[START Task input]
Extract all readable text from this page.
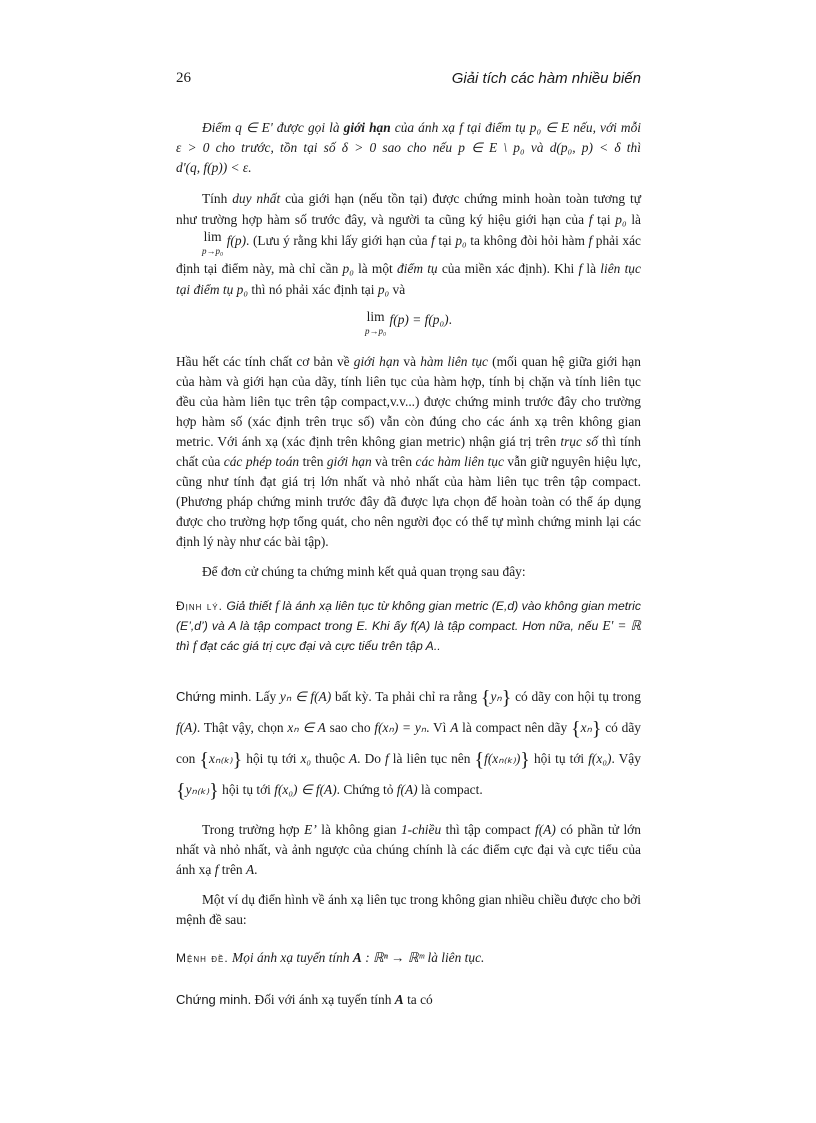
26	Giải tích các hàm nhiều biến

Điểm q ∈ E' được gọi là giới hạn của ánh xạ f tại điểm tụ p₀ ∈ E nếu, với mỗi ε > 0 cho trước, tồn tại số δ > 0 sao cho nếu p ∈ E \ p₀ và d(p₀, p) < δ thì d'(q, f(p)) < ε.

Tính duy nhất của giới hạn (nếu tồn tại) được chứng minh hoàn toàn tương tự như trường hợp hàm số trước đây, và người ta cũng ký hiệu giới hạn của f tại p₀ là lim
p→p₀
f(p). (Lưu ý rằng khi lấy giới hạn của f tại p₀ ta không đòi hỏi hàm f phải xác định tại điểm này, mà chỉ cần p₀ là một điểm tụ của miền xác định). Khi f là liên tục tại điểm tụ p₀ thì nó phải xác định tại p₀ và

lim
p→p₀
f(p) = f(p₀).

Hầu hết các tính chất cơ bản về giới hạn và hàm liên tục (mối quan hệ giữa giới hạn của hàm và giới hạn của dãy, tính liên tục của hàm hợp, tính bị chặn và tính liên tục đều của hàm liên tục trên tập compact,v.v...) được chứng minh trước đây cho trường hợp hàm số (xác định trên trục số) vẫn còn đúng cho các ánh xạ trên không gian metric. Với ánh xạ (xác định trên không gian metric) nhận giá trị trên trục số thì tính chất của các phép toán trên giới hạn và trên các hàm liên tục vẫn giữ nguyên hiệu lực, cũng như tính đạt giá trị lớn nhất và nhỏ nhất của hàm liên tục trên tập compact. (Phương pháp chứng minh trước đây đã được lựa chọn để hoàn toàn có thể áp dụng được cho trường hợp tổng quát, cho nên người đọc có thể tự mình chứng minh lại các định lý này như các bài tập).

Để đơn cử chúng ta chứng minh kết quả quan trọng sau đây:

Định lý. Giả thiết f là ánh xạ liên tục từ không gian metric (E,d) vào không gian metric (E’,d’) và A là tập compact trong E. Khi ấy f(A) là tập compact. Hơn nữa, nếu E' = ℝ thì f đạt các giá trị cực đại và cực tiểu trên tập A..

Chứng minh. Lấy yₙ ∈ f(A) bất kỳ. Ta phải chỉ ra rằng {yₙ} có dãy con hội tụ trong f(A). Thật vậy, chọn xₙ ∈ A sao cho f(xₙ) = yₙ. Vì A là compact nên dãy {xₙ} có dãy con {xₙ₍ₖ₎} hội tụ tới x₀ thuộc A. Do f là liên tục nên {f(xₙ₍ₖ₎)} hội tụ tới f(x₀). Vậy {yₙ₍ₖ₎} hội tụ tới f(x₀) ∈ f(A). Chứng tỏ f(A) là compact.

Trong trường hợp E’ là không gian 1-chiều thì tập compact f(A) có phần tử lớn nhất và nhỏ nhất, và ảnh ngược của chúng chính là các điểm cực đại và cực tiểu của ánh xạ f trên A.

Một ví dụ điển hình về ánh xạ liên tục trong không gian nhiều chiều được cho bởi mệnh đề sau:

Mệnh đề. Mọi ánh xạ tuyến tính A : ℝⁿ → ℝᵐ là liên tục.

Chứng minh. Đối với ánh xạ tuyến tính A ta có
[END Task input]
[START Task input]
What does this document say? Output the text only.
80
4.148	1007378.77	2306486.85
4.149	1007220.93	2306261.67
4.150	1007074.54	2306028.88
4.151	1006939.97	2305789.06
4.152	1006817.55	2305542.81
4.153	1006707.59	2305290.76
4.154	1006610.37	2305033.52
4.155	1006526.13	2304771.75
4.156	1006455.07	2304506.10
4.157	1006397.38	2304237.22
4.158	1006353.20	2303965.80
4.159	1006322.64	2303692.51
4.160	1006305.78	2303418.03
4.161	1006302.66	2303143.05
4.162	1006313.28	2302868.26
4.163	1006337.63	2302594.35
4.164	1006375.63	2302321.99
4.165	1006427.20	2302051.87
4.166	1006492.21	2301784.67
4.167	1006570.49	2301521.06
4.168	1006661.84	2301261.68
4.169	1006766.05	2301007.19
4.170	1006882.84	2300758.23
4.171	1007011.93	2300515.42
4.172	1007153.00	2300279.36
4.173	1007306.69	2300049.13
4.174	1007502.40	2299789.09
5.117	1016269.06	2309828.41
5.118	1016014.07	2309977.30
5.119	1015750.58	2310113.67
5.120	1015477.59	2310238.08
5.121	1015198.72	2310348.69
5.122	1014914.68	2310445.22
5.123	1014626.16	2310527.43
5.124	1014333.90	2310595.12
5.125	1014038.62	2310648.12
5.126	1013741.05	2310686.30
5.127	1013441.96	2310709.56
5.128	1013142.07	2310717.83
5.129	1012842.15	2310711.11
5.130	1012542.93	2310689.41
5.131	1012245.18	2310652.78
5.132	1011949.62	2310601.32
[END Task input]
◆ **Job**:
Pick out the lines containing the string "this".

◆ **Reply to the exercise**:
Extract all readable text from this page.
What does this document say? Output the text only.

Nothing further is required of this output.